= The data =
◆ ◆ ◆ ◆ ◆ ◆ ◆

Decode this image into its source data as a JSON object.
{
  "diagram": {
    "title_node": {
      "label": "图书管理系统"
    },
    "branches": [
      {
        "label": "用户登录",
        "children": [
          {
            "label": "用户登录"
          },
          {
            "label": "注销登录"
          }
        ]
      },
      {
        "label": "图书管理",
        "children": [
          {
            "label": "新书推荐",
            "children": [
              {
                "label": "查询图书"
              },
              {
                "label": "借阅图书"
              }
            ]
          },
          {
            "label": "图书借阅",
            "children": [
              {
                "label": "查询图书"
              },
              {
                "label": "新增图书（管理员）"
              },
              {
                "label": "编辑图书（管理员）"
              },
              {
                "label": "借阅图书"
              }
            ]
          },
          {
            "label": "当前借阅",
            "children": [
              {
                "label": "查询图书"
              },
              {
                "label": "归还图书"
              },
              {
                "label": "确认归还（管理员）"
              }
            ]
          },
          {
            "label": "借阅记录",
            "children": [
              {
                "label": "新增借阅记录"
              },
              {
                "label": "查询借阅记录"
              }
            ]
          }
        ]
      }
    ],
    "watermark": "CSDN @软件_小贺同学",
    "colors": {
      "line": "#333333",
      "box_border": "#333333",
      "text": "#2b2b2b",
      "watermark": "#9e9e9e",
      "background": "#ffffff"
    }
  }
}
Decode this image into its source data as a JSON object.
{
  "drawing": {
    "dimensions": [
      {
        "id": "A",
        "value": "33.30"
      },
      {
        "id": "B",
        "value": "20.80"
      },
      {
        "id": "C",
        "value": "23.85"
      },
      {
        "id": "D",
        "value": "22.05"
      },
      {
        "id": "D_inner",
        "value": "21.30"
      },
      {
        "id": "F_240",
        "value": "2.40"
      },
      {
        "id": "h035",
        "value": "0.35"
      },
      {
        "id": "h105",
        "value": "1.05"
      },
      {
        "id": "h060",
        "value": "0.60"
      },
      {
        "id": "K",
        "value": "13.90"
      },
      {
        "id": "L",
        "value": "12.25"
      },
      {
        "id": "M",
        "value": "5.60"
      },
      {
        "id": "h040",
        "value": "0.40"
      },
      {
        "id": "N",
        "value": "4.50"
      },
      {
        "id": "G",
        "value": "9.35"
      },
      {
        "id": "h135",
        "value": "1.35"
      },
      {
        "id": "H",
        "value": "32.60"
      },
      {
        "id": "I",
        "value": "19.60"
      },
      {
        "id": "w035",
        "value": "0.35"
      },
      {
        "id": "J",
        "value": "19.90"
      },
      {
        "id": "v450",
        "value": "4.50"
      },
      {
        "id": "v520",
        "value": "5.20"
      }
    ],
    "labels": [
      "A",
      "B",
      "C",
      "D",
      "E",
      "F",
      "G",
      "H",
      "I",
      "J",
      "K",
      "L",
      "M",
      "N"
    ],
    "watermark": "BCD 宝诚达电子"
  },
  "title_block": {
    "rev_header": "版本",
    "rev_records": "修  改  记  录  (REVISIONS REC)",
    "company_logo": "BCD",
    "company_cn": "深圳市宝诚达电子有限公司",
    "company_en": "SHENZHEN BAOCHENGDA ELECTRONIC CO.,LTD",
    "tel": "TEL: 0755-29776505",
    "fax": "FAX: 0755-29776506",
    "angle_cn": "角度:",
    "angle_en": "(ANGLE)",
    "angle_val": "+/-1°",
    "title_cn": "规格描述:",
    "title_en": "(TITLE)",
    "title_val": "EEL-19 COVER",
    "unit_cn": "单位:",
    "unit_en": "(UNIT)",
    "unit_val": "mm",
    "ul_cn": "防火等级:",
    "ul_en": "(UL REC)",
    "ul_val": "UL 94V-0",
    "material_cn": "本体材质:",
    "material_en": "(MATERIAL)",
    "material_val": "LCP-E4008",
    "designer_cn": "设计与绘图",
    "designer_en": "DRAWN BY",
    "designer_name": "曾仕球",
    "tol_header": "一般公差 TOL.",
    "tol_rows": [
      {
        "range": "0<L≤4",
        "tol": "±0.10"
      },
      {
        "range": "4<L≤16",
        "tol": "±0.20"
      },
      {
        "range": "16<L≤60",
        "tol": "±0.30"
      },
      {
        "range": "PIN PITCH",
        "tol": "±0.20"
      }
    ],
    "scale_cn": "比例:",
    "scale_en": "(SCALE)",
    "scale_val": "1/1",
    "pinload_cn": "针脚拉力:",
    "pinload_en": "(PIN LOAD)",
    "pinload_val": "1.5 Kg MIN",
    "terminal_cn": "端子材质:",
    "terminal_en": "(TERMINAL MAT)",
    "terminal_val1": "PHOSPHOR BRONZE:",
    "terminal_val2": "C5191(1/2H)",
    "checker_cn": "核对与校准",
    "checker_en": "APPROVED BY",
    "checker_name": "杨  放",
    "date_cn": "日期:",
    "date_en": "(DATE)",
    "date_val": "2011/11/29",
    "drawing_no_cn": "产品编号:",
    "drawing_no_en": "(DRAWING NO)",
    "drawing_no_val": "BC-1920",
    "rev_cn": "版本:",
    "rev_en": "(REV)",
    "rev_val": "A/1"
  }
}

◆ ◆ ◆ ◆ ◆ ◆ ◆

Using the records above, pull out each line where the word "watermark" occurs.

    "watermark": "CSDN @软件_小贺同学",
      "watermark": "#9e9e9e",
    "watermark": "BCD 宝诚达电子"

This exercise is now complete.